--- BEGIN RECORDED DATA ---

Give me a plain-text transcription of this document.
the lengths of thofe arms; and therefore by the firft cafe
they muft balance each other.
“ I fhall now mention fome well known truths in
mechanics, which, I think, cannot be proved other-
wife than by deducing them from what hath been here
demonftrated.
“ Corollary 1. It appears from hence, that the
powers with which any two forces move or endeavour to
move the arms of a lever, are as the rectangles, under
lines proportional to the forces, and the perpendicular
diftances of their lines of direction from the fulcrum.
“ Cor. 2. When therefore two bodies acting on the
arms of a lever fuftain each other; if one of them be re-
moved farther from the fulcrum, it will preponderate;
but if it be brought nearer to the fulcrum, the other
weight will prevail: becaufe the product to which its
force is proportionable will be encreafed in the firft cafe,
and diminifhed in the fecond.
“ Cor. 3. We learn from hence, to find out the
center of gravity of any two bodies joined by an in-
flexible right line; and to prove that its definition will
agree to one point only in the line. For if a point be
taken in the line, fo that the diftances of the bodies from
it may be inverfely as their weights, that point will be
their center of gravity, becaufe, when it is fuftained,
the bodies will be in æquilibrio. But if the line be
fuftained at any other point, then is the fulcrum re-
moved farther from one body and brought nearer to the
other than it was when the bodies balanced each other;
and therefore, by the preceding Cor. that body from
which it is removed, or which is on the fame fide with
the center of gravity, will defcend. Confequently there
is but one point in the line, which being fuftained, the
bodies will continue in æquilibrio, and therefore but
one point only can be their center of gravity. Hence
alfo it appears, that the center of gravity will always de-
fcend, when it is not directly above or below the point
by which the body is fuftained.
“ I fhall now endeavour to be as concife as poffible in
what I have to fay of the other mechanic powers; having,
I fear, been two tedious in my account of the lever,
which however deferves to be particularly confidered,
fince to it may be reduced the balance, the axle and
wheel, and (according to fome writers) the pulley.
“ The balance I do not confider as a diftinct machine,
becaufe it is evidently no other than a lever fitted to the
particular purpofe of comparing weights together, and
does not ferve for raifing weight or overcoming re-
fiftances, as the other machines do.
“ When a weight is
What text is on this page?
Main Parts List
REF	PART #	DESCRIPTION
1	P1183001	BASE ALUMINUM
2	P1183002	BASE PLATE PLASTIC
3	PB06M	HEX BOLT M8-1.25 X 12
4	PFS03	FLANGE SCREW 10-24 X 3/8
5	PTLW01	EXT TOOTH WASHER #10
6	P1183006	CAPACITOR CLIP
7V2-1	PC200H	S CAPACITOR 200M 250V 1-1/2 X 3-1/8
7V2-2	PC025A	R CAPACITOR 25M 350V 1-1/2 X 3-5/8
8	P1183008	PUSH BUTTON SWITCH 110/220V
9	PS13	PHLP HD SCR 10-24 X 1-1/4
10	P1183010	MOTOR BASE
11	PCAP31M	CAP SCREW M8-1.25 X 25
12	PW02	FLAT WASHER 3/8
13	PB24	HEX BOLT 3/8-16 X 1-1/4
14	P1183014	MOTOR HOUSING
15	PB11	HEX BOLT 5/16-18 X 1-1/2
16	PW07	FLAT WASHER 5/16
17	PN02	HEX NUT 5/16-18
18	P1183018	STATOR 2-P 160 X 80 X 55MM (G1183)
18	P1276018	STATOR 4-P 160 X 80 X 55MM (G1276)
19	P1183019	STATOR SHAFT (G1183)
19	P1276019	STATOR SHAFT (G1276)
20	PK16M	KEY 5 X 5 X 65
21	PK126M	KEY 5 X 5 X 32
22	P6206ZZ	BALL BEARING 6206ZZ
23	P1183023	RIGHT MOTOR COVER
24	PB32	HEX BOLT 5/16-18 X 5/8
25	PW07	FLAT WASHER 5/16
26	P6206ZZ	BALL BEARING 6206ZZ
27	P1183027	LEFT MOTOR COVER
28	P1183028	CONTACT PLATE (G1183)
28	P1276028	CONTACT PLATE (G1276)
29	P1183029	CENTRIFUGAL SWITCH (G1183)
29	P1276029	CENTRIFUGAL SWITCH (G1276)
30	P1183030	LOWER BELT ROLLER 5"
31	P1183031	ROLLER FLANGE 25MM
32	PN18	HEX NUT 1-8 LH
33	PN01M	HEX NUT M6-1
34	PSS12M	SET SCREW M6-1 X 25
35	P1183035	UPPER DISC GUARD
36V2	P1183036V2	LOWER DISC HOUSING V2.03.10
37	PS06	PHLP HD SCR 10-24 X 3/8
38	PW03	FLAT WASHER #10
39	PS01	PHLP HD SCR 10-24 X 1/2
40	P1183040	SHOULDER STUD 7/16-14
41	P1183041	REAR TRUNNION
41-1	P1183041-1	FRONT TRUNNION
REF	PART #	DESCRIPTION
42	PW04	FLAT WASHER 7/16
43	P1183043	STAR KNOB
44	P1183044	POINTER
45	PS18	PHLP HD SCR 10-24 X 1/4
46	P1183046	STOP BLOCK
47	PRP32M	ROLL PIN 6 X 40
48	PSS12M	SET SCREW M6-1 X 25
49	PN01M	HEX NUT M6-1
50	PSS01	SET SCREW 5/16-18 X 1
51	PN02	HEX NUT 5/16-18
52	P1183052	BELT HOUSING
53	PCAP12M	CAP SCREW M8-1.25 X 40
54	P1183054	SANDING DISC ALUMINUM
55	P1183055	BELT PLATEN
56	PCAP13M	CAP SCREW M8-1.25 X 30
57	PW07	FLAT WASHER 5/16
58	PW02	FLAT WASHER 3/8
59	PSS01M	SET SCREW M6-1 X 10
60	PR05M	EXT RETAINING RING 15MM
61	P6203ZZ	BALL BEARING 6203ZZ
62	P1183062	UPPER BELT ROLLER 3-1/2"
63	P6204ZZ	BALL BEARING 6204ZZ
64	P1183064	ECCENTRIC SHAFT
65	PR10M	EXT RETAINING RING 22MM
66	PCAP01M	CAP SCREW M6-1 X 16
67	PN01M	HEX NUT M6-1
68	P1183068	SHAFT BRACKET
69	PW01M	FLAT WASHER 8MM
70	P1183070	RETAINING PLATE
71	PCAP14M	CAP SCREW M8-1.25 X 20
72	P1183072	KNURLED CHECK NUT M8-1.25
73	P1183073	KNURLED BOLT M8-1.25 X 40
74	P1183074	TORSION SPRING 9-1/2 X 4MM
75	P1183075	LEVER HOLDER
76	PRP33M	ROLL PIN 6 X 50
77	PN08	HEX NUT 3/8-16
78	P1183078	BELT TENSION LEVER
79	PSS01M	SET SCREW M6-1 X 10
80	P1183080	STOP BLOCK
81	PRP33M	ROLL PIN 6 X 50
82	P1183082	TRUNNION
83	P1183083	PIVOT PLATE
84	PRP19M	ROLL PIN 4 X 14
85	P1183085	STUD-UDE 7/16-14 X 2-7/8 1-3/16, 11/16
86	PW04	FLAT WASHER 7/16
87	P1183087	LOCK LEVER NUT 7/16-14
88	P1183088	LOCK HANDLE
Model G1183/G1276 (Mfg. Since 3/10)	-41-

--- END RECORDED DATA ---

→ **PROBLEM TO SOLVE**:
Copy the material above back out, exactly as written.

→ **CORRECT OUTPUT**:
Give me a plain-text transcription of this document.
the lengths of thofe arms; and therefore by the firft cafe
they muft balance each other.
“ I fhall now mention fome well known truths in
mechanics, which, I think, cannot be proved other-
wife than by deducing them from what hath been here
demonftrated.
“ Corollary 1. It appears from hence, that the
powers with which any two forces move or endeavour to
move the arms of a lever, are as the rectangles, under
lines proportional to the forces, and the perpendicular
diftances of their lines of direction from the fulcrum.
“ Cor. 2. When therefore two bodies acting on the
arms of a lever fuftain each other; if one of them be re-
moved farther from the fulcrum, it will preponderate;
but if it be brought nearer to the fulcrum, the other
weight will prevail: becaufe the product to which its
force is proportionable will be encreafed in the firft cafe,
and diminifhed in the fecond.
“ Cor. 3. We learn from hence, to find out the
center of gravity of any two bodies joined by an in-
flexible right line; and to prove that its definition will
agree to one point only in the line. For if a point be
taken in the line, fo that the diftances of the bodies from
it may be inverfely as their weights, that point will be
their center of gravity, becaufe, when it is fuftained,
the bodies will be in æquilibrio. But if the line be
fuftained at any other point, then is the fulcrum re-
moved farther from one body and brought nearer to the
other than it was when the bodies balanced each other;
and therefore, by the preceding Cor. that body from
which it is removed, or which is on the fame fide with
the center of gravity, will defcend. Confequently there
is but one point in the line, which being fuftained, the
bodies will continue in æquilibrio, and therefore but
one point only can be their center of gravity. Hence
alfo it appears, that the center of gravity will always de-
fcend, when it is not directly above or below the point
by which the body is fuftained.
“ I fhall now endeavour to be as concife as poffible in
what I have to fay of the other mechanic powers; having,
I fear, been two tedious in my account of the lever,
which however deferves to be particularly confidered,
fince to it may be reduced the balance, the axle and
wheel, and (according to fome writers) the pulley.
“ The balance I do not confider as a diftinct machine,
becaufe it is evidently no other than a lever fitted to the
particular purpofe of comparing weights together, and
does not ferve for raifing weight or overcoming re-
fiftances, as the other machines do.
“ When a weight is
What text is on this page?
Main Parts List
REF	PART #	DESCRIPTION
1	P1183001	BASE ALUMINUM
2	P1183002	BASE PLATE PLASTIC
3	PB06M	HEX BOLT M8-1.25 X 12
4	PFS03	FLANGE SCREW 10-24 X 3/8
5	PTLW01	EXT TOOTH WASHER #10
6	P1183006	CAPACITOR CLIP
7V2-1	PC200H	S CAPACITOR 200M 250V 1-1/2 X 3-1/8
7V2-2	PC025A	R CAPACITOR 25M 350V 1-1/2 X 3-5/8
8	P1183008	PUSH BUTTON SWITCH 110/220V
9	PS13	PHLP HD SCR 10-24 X 1-1/4
10	P1183010	MOTOR BASE
11	PCAP31M	CAP SCREW M8-1.25 X 25
12	PW02	FLAT WASHER 3/8
13	PB24	HEX BOLT 3/8-16 X 1-1/4
14	P1183014	MOTOR HOUSING
15	PB11	HEX BOLT 5/16-18 X 1-1/2
16	PW07	FLAT WASHER 5/16
17	PN02	HEX NUT 5/16-18
18	P1183018	STATOR 2-P 160 X 80 X 55MM (G1183)
18	P1276018	STATOR 4-P 160 X 80 X 55MM (G1276)
19	P1183019	STATOR SHAFT (G1183)
19	P1276019	STATOR SHAFT (G1276)
20	PK16M	KEY 5 X 5 X 65
21	PK126M	KEY 5 X 5 X 32
22	P6206ZZ	BALL BEARING 6206ZZ
23	P1183023	RIGHT MOTOR COVER
24	PB32	HEX BOLT 5/16-18 X 5/8
25	PW07	FLAT WASHER 5/16
26	P6206ZZ	BALL BEARING 6206ZZ
27	P1183027	LEFT MOTOR COVER
28	P1183028	CONTACT PLATE (G1183)
28	P1276028	CONTACT PLATE (G1276)
29	P1183029	CENTRIFUGAL SWITCH (G1183)
29	P1276029	CENTRIFUGAL SWITCH (G1276)
30	P1183030	LOWER BELT ROLLER 5"
31	P1183031	ROLLER FLANGE 25MM
32	PN18	HEX NUT 1-8 LH
33	PN01M	HEX NUT M6-1
34	PSS12M	SET SCREW M6-1 X 25
35	P1183035	UPPER DISC GUARD
36V2	P1183036V2	LOWER DISC HOUSING V2.03.10
37	PS06	PHLP HD SCR 10-24 X 3/8
38	PW03	FLAT WASHER #10
39	PS01	PHLP HD SCR 10-24 X 1/2
40	P1183040	SHOULDER STUD 7/16-14
41	P1183041	REAR TRUNNION
41-1	P1183041-1	FRONT TRUNNION
REF	PART #	DESCRIPTION
42	PW04	FLAT WASHER 7/16
43	P1183043	STAR KNOB
44	P1183044	POINTER
45	PS18	PHLP HD SCR 10-24 X 1/4
46	P1183046	STOP BLOCK
47	PRP32M	ROLL PIN 6 X 40
48	PSS12M	SET SCREW M6-1 X 25
49	PN01M	HEX NUT M6-1
50	PSS01	SET SCREW 5/16-18 X 1
51	PN02	HEX NUT 5/16-18
52	P1183052	BELT HOUSING
53	PCAP12M	CAP SCREW M8-1.25 X 40
54	P1183054	SANDING DISC ALUMINUM
55	P1183055	BELT PLATEN
56	PCAP13M	CAP SCREW M8-1.25 X 30
57	PW07	FLAT WASHER 5/16
58	PW02	FLAT WASHER 3/8
59	PSS01M	SET SCREW M6-1 X 10
60	PR05M	EXT RETAINING RING 15MM
61	P6203ZZ	BALL BEARING 6203ZZ
62	P1183062	UPPER BELT ROLLER 3-1/2"
63	P6204ZZ	BALL BEARING 6204ZZ
64	P1183064	ECCENTRIC SHAFT
65	PR10M	EXT RETAINING RING 22MM
66	PCAP01M	CAP SCREW M6-1 X 16
67	PN01M	HEX NUT M6-1
68	P1183068	SHAFT BRACKET
69	PW01M	FLAT WASHER 8MM
70	P1183070	RETAINING PLATE
71	PCAP14M	CAP SCREW M8-1.25 X 20
72	P1183072	KNURLED CHECK NUT M8-1.25
73	P1183073	KNURLED BOLT M8-1.25 X 40
74	P1183074	TORSION SPRING 9-1/2 X 4MM
75	P1183075	LEVER HOLDER
76	PRP33M	ROLL PIN 6 X 50
77	PN08	HEX NUT 3/8-16
78	P1183078	BELT TENSION LEVER
79	PSS01M	SET SCREW M6-1 X 10
80	P1183080	STOP BLOCK
81	PRP33M	ROLL PIN 6 X 50
82	P1183082	TRUNNION
83	P1183083	PIVOT PLATE
84	PRP19M	ROLL PIN 4 X 14
85	P1183085	STUD-UDE 7/16-14 X 2-7/8 1-3/16, 11/16
86	PW04	FLAT WASHER 7/16
87	P1183087	LOCK LEVER NUT 7/16-14
88	P1183088	LOCK HANDLE
Model G1183/G1276 (Mfg. Since 3/10)	-41-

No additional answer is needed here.